ENTRIES PROVIDED
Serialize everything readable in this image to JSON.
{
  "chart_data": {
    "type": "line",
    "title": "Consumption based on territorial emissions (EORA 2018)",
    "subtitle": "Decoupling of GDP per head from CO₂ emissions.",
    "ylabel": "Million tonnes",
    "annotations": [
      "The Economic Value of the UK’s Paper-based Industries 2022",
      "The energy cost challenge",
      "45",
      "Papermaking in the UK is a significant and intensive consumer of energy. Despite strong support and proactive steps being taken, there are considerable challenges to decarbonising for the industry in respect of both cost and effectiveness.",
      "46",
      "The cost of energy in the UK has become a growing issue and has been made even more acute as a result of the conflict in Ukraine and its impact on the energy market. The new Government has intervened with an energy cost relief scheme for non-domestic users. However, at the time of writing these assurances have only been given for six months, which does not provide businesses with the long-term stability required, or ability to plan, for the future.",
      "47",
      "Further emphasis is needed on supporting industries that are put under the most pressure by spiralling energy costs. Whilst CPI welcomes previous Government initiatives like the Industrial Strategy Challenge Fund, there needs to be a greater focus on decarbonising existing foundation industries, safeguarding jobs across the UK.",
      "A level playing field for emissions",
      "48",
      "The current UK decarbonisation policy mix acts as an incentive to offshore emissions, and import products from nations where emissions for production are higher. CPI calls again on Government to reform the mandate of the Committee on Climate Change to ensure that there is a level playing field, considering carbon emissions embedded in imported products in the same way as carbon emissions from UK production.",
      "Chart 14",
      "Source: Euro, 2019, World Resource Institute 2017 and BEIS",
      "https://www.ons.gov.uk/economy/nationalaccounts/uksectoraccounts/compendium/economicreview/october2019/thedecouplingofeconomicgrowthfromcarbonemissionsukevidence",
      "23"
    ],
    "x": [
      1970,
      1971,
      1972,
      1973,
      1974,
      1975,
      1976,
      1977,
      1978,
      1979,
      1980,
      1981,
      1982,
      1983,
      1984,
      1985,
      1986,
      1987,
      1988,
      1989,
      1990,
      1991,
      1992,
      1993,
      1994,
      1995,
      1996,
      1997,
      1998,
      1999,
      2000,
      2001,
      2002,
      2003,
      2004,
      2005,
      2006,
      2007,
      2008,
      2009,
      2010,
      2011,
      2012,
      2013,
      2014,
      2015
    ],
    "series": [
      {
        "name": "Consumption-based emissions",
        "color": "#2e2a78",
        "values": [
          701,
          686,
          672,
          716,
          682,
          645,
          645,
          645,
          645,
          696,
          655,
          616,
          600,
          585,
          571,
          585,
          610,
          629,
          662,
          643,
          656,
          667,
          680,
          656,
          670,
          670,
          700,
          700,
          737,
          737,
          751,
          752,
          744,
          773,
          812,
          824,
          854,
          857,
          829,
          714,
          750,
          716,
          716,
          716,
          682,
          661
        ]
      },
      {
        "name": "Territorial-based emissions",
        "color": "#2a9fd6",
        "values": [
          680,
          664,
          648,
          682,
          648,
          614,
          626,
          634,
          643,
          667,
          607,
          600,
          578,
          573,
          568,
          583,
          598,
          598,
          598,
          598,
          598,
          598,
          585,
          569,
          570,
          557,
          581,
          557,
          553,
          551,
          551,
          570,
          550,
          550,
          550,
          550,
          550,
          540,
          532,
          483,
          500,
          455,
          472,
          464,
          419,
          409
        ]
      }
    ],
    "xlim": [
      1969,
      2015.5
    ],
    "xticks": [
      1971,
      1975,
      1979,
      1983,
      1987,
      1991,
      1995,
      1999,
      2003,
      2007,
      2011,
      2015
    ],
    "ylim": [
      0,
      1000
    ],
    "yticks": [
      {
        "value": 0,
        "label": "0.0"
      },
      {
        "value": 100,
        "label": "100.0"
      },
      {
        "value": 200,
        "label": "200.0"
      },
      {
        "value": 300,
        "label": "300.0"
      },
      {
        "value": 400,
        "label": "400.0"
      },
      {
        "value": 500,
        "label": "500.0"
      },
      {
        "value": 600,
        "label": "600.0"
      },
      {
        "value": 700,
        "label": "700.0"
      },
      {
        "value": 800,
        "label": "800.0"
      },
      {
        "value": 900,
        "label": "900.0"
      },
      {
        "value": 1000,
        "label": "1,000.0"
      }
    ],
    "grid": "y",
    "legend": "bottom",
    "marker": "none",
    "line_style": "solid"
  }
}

GIVEN EXERCISE
Copy out each record from above, exactly.

REPLY
Serialize everything readable in this image to JSON.
{
  "chart_data": {
    "type": "line",
    "title": "Consumption based on territorial emissions (EORA 2018)",
    "subtitle": "Decoupling of GDP per head from CO₂ emissions.",
    "ylabel": "Million tonnes",
    "annotations": [
      "The Economic Value of the UK’s Paper-based Industries 2022",
      "The energy cost challenge",
      "45",
      "Papermaking in the UK is a significant and intensive consumer of energy. Despite strong support and proactive steps being taken, there are considerable challenges to decarbonising for the industry in respect of both cost and effectiveness.",
      "46",
      "The cost of energy in the UK has become a growing issue and has been made even more acute as a result of the conflict in Ukraine and its impact on the energy market. The new Government has intervened with an energy cost relief scheme for non-domestic users. However, at the time of writing these assurances have only been given for six months, which does not provide businesses with the long-term stability required, or ability to plan, for the future.",
      "47",
      "Further emphasis is needed on supporting industries that are put under the most pressure by spiralling energy costs. Whilst CPI welcomes previous Government initiatives like the Industrial Strategy Challenge Fund, there needs to be a greater focus on decarbonising existing foundation industries, safeguarding jobs across the UK.",
      "A level playing field for emissions",
      "48",
      "The current UK decarbonisation policy mix acts as an incentive to offshore emissions, and import products from nations where emissions for production are higher. CPI calls again on Government to reform the mandate of the Committee on Climate Change to ensure that there is a level playing field, considering carbon emissions embedded in imported products in the same way as carbon emissions from UK production.",
      "Chart 14",
      "Source: Euro, 2019, World Resource Institute 2017 and BEIS",
      "https://www.ons.gov.uk/economy/nationalaccounts/uksectoraccounts/compendium/economicreview/october2019/thedecouplingofeconomicgrowthfromcarbonemissionsukevidence",
      "23"
    ],
    "x": [
      1970,
      1971,
      1972,
      1973,
      1974,
      1975,
      1976,
      1977,
      1978,
      1979,
      1980,
      1981,
      1982,
      1983,
      1984,
      1985,
      1986,
      1987,
      1988,
      1989,
      1990,
      1991,
      1992,
      1993,
      1994,
      1995,
      1996,
      1997,
      1998,
      1999,
      2000,
      2001,
      2002,
      2003,
      2004,
      2005,
      2006,
      2007,
      2008,
      2009,
      2010,
      2011,
      2012,
      2013,
      2014,
      2015
    ],
    "series": [
      {
        "name": "Consumption-based emissions",
        "color": "#2e2a78",
        "values": [
          701,
          686,
          672,
          716,
          682,
          645,
          645,
          645,
          645,
          696,
          655,
          616,
          600,
          585,
          571,
          585,
          610,
          629,
          662,
          643,
          656,
          667,
          680,
          656,
          670,
          670,
          700,
          700,
          737,
          737,
          751,
          752,
          744,
          773,
          812,
          824,
          854,
          857,
          829,
          714,
          750,
          716,
          716,
          716,
          682,
          661
        ]
      },
      {
        "name": "Territorial-based emissions",
        "color": "#2a9fd6",
        "values": [
          680,
          664,
          648,
          682,
          648,
          614,
          626,
          634,
          643,
          667,
          607,
          600,
          578,
          573,
          568,
          583,
          598,
          598,
          598,
          598,
          598,
          598,
          585,
          569,
          570,
          557,
          581,
          557,
          553,
          551,
          551,
          570,
          550,
          550,
          550,
          550,
          550,
          540,
          532,
          483,
          500,
          455,
          472,
          464,
          419,
          409
        ]
      }
    ],
    "xlim": [
      1969,
      2015.5
    ],
    "xticks": [
      1971,
      1975,
      1979,
      1983,
      1987,
      1991,
      1995,
      1999,
      2003,
      2007,
      2011,
      2015
    ],
    "ylim": [
      0,
      1000
    ],
    "yticks": [
      {
        "value": 0,
        "label": "0.0"
      },
      {
        "value": 100,
        "label": "100.0"
      },
      {
        "value": 200,
        "label": "200.0"
      },
      {
        "value": 300,
        "label": "300.0"
      },
      {
        "value": 400,
        "label": "400.0"
      },
      {
        "value": 500,
        "label": "500.0"
      },
      {
        "value": 600,
        "label": "600.0"
      },
      {
        "value": 700,
        "label": "700.0"
      },
      {
        "value": 800,
        "label": "800.0"
      },
      {
        "value": 900,
        "label": "900.0"
      },
      {
        "value": 1000,
        "label": "1,000.0"
      }
    ],
    "grid": "y",
    "legend": "bottom",
    "marker": "none",
    "line_style": "solid"
  }
}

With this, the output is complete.